Saved entries:
....

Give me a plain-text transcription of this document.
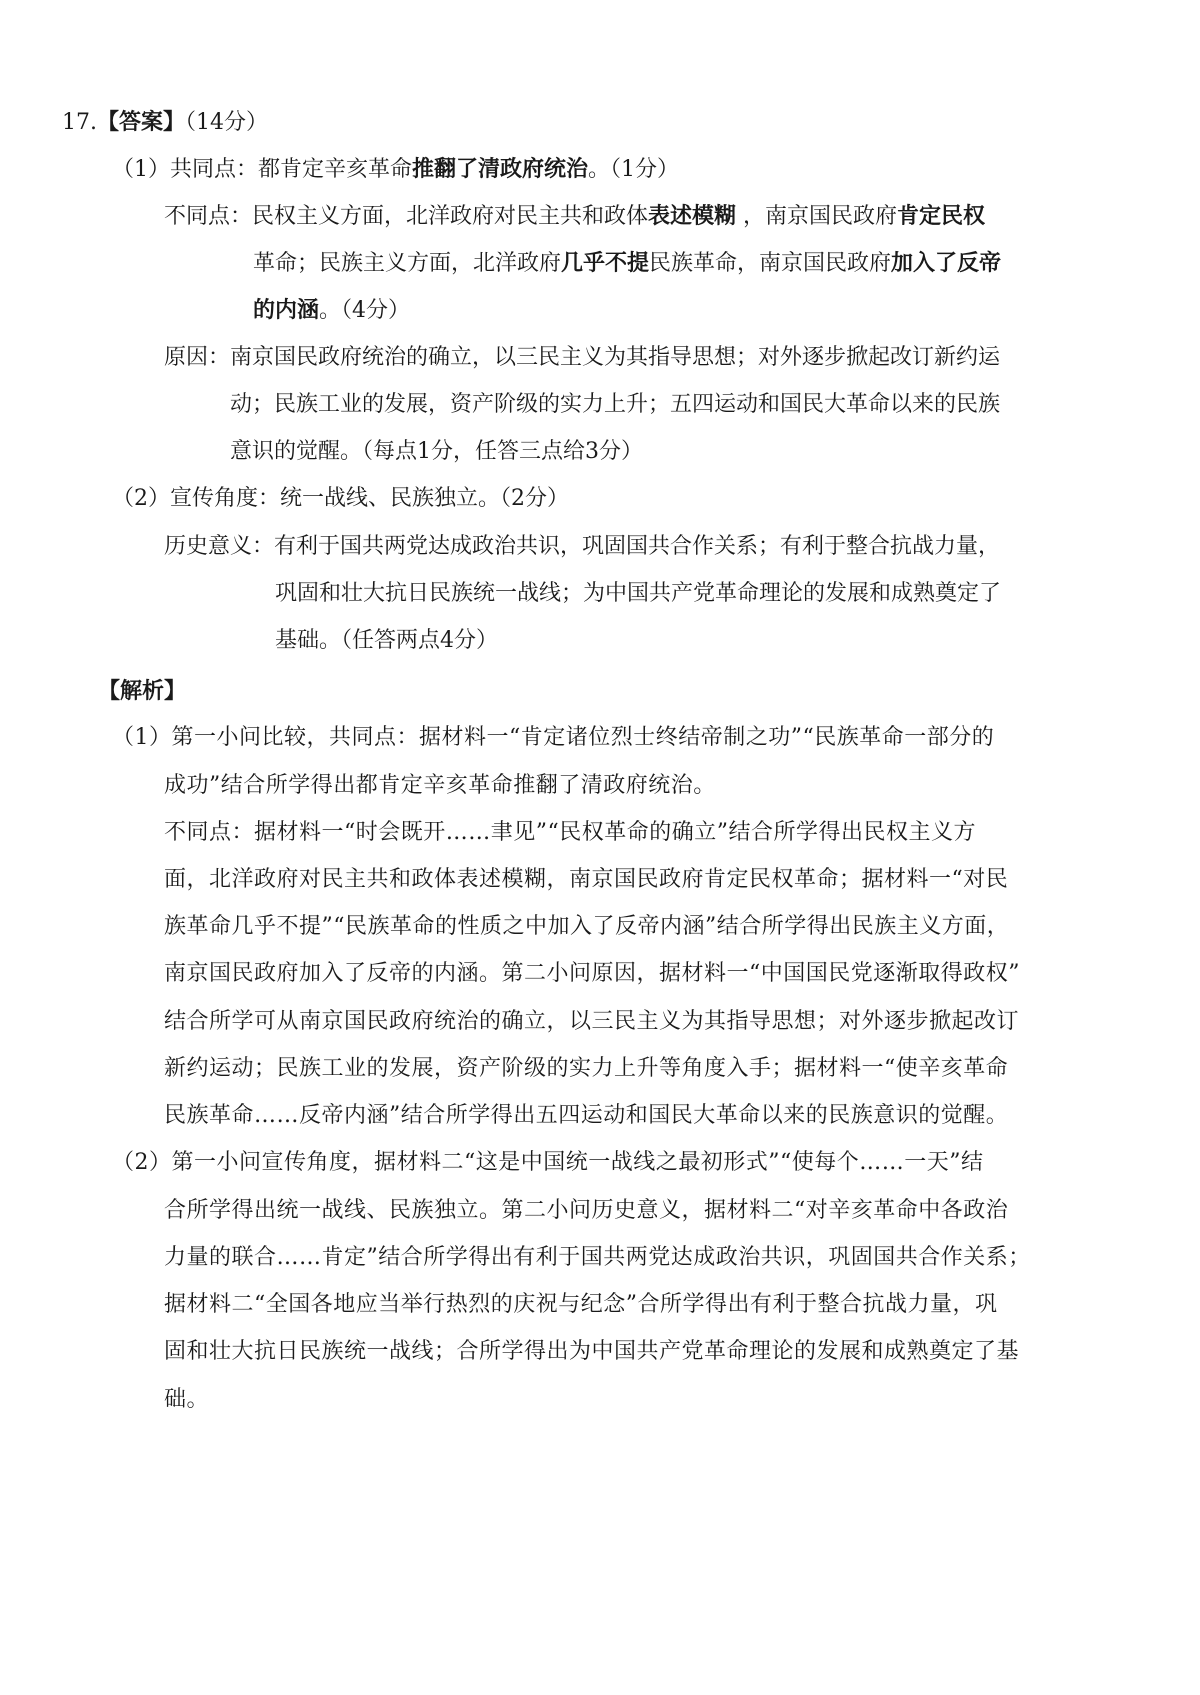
17.【答案】（14分）
（1）共同点：都肯定辛亥革命推翻了清政府统治。（1分）
不同点：民权主义方面，北洋政府对民主共和政体表述模糊 ，南京国民政府肯定民权
革命；民族主义方面，北洋政府几乎不提民族革命，南京国民政府加入了反帝
的内涵。（4分）
原因：南京国民政府统治的确立，以三民主义为其指导思想；对外逐步掀起改订新约运
动；民族工业的发展，资产阶级的实力上升；五四运动和国民大革命以来的民族
意识的觉醒。（每点1分，任答三点给3分）
（2）宣传角度：统一战线、民族独立。（2分）
历史意义：有利于国共两党达成政治共识，巩固国共合作关系；有利于整合抗战力量，
巩固和壮大抗日民族统一战线；为中国共产党革命理论的发展和成熟奠定了
基础。（任答两点4分）
【解析】
（1）第一小问比较，共同点：据材料一“肯定诸位烈士终结帝制之功”“民族革命一部分的
成功”结合所学得出都肯定辛亥革命推翻了清政府统治。
不同点：据材料一“时会既开……聿见”“民权革命的确立”结合所学得出民权主义方
面，北洋政府对民主共和政体表述模糊，南京国民政府肯定民权革命；据材料一“对民
族革命几乎不提”“民族革命的性质之中加入了反帝内涵”结合所学得出民族主义方面，
南京国民政府加入了反帝的内涵。第二小问原因，据材料一“中国国民党逐渐取得政权”
结合所学可从南京国民政府统治的确立，以三民主义为其指导思想；对外逐步掀起改订
新约运动；民族工业的发展，资产阶级的实力上升等角度入手；据材料一“使辛亥革命
民族革命……反帝内涵”结合所学得出五四运动和国民大革命以来的民族意识的觉醒。
（2）第一小问宣传角度，据材料二“这是中国统一战线之最初形式”“使每个……一天”结
合所学得出统一战线、民族独立。第二小问历史意义，据材料二“对辛亥革命中各政治
力量的联合……肯定”结合所学得出有利于国共两党达成政治共识，巩固国共合作关系；
据材料二“全国各地应当举行热烈的庆祝与纪念”合所学得出有利于整合抗战力量，巩
固和壮大抗日民族统一战线；合所学得出为中国共产党革命理论的发展和成熟奠定了基
础。
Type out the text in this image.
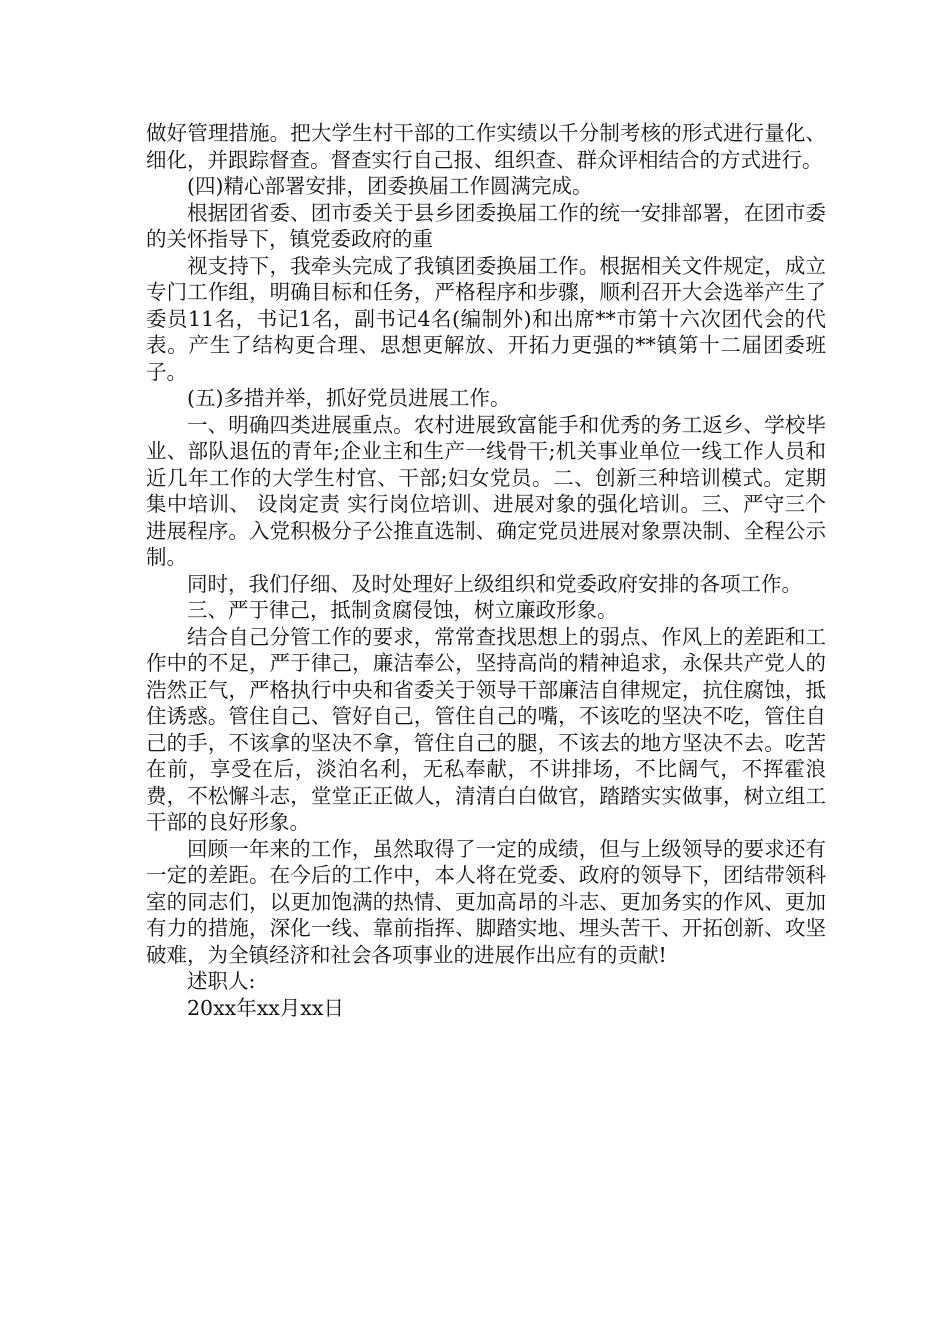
做好管理措施。把大学生村干部的工作实绩以千分制考核的形式进行量化、细化，并跟踪督查。督查实行自己报、组织查、群众评相结合的方式进行。

(四)精心部署安排，团委换届工作圆满完成。

根据团省委、团市委关于县乡团委换届工作的统一安排部署，在团市委的关怀指导下，镇党委政府的重

视支持下，我牵头完成了我镇团委换届工作。根据相关文件规定，成立专门工作组，明确目标和任务，严格程序和步骤，顺利召开大会选举产生了委员11名，书记1名，副书记4名(编制外)和出席**市第十六次团代会的代表。产生了结构更合理、思想更解放、开拓力更强的**镇第十二届团委班子。

(五)多措并举，抓好党员进展工作。

一、明确四类进展重点。农村进展致富能手和优秀的务工返乡、学校毕业、部队退伍的青年;企业主和生产一线骨干;机关事业单位一线工作人员和近几年工作的大学生村官、干部;妇女党员。二、创新三种培训模式。定期集中培训、 设岗定责 实行岗位培训、进展对象的强化培训。三、严守三个进展程序。入党积极分子公推直选制、确定党员进展对象票决制、全程公示制。

同时，我们仔细、及时处理好上级组织和党委政府安排的各项工作。

三、严于律己，抵制贪腐侵蚀，树立廉政形象。

结合自己分管工作的要求，常常查找思想上的弱点、作风上的差距和工作中的不足，严于律己，廉洁奉公，坚持高尚的精神追求，永保共产党人的浩然正气，严格执行中央和省委关于领导干部廉洁自律规定，抗住腐蚀，抵住诱惑。管住自己、管好自己，管住自己的嘴，不该吃的坚决不吃，管住自己的手，不该拿的坚决不拿，管住自己的腿，不该去的地方坚决不去。吃苦在前，享受在后，淡泊名利，无私奉献，不讲排场，不比阔气，不挥霍浪费，不松懈斗志，堂堂正正做人，清清白白做官，踏踏实实做事，树立组工干部的良好形象。

回顾一年来的工作，虽然取得了一定的成绩，但与上级领导的要求还有一定的差距。在今后的工作中，本人将在党委、政府的领导下，团结带领科室的同志们，以更加饱满的热情、更加高昂的斗志、更加务实的作风、更加有力的措施，深化一线、靠前指挥、脚踏实地、埋头苦干、开拓创新、攻坚破难，为全镇经济和社会各项事业的进展作出应有的贡献!

述职人:

20xx年xx月xx日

....

The copy should begin at the line containing "Type out the text in this image." and end at the last line of the data above; please restate those lines word for word without the pictures.

Type out the text in this image.
做好管理措施。把大学生村干部的工作实绩以千分制考核的形式进行量化、细化，并跟踪督查。督查实行自己报、组织查、群众评相结合的方式进行。

(四)精心部署安排，团委换届工作圆满完成。

根据团省委、团市委关于县乡团委换届工作的统一安排部署，在团市委的关怀指导下，镇党委政府的重

视支持下，我牵头完成了我镇团委换届工作。根据相关文件规定，成立专门工作组，明确目标和任务，严格程序和步骤，顺利召开大会选举产生了委员11名，书记1名，副书记4名(编制外)和出席**市第十六次团代会的代表。产生了结构更合理、思想更解放、开拓力更强的**镇第十二届团委班子。

(五)多措并举，抓好党员进展工作。

一、明确四类进展重点。农村进展致富能手和优秀的务工返乡、学校毕业、部队退伍的青年;企业主和生产一线骨干;机关事业单位一线工作人员和近几年工作的大学生村官、干部;妇女党员。二、创新三种培训模式。定期集中培训、 设岗定责 实行岗位培训、进展对象的强化培训。三、严守三个进展程序。入党积极分子公推直选制、确定党员进展对象票决制、全程公示制。

同时，我们仔细、及时处理好上级组织和党委政府安排的各项工作。

三、严于律己，抵制贪腐侵蚀，树立廉政形象。

结合自己分管工作的要求，常常查找思想上的弱点、作风上的差距和工作中的不足，严于律己，廉洁奉公，坚持高尚的精神追求，永保共产党人的浩然正气，严格执行中央和省委关于领导干部廉洁自律规定，抗住腐蚀，抵住诱惑。管住自己、管好自己，管住自己的嘴，不该吃的坚决不吃，管住自己的手，不该拿的坚决不拿，管住自己的腿，不该去的地方坚决不去。吃苦在前，享受在后，淡泊名利，无私奉献，不讲排场，不比阔气，不挥霍浪费，不松懈斗志，堂堂正正做人，清清白白做官，踏踏实实做事，树立组工干部的良好形象。

回顾一年来的工作，虽然取得了一定的成绩，但与上级领导的要求还有一定的差距。在今后的工作中，本人将在党委、政府的领导下，团结带领科室的同志们，以更加饱满的热情、更加高昂的斗志、更加务实的作风、更加有力的措施，深化一线、靠前指挥、脚踏实地、埋头苦干、开拓创新、攻坚破难，为全镇经济和社会各项事业的进展作出应有的贡献!

述职人:

20xx年xx月xx日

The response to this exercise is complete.